Dataset entries
══════

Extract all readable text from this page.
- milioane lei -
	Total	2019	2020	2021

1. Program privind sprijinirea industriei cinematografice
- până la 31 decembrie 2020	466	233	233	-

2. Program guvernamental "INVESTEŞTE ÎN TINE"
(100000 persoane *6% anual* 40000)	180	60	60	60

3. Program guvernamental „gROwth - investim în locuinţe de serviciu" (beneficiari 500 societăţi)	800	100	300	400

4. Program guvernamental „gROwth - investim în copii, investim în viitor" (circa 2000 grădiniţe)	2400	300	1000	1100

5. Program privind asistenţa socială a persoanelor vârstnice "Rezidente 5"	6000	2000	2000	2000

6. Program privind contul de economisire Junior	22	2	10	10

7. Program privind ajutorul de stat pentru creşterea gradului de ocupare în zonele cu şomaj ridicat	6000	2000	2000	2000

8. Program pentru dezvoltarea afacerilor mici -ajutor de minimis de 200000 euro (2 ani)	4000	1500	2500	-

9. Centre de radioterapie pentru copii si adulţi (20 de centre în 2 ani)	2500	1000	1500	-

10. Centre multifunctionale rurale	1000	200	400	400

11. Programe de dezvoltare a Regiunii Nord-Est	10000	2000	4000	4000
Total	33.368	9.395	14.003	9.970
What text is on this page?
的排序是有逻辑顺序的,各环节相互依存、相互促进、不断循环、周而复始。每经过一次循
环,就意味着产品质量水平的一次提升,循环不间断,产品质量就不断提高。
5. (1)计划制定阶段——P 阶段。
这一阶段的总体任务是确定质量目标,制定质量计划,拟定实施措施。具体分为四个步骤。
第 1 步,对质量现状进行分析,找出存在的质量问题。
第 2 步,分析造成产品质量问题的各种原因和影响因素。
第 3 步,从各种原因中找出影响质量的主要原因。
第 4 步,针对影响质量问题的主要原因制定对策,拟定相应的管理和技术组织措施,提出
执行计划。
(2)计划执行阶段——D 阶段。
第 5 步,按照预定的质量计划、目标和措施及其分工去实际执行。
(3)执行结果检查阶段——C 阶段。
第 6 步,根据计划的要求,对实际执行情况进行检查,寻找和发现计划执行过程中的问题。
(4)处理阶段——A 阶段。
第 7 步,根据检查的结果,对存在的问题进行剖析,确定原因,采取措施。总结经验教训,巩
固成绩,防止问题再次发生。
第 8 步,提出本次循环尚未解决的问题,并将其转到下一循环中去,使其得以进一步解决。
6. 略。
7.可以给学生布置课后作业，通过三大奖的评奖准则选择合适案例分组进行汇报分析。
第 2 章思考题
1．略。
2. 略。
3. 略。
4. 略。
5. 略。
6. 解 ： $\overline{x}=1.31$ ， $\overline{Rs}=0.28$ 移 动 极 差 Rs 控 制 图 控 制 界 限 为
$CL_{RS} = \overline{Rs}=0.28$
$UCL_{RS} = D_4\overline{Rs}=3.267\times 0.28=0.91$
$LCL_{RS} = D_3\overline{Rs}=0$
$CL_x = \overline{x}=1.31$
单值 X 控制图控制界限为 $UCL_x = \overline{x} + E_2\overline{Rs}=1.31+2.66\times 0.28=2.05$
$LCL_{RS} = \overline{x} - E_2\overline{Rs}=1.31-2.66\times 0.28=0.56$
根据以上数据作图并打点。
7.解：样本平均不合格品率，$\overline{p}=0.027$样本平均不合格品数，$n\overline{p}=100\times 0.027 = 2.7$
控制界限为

══════

**Instruction**. Return every line holding the word "privind" from the records.

**Answer to this problem**.
1. Program privind sprijinirea industriei cinematografice
5. Program privind asistenţa socială a persoanelor vârstnice "Rezidente 5"	6000	2000	2000	2000
6. Program privind contul de economisire Junior	22	2	10	10
7. Program privind ajutorul de stat pentru creşterea gradului de ocupare în zonele cu şomaj ridicat	6000	2000	2000	2000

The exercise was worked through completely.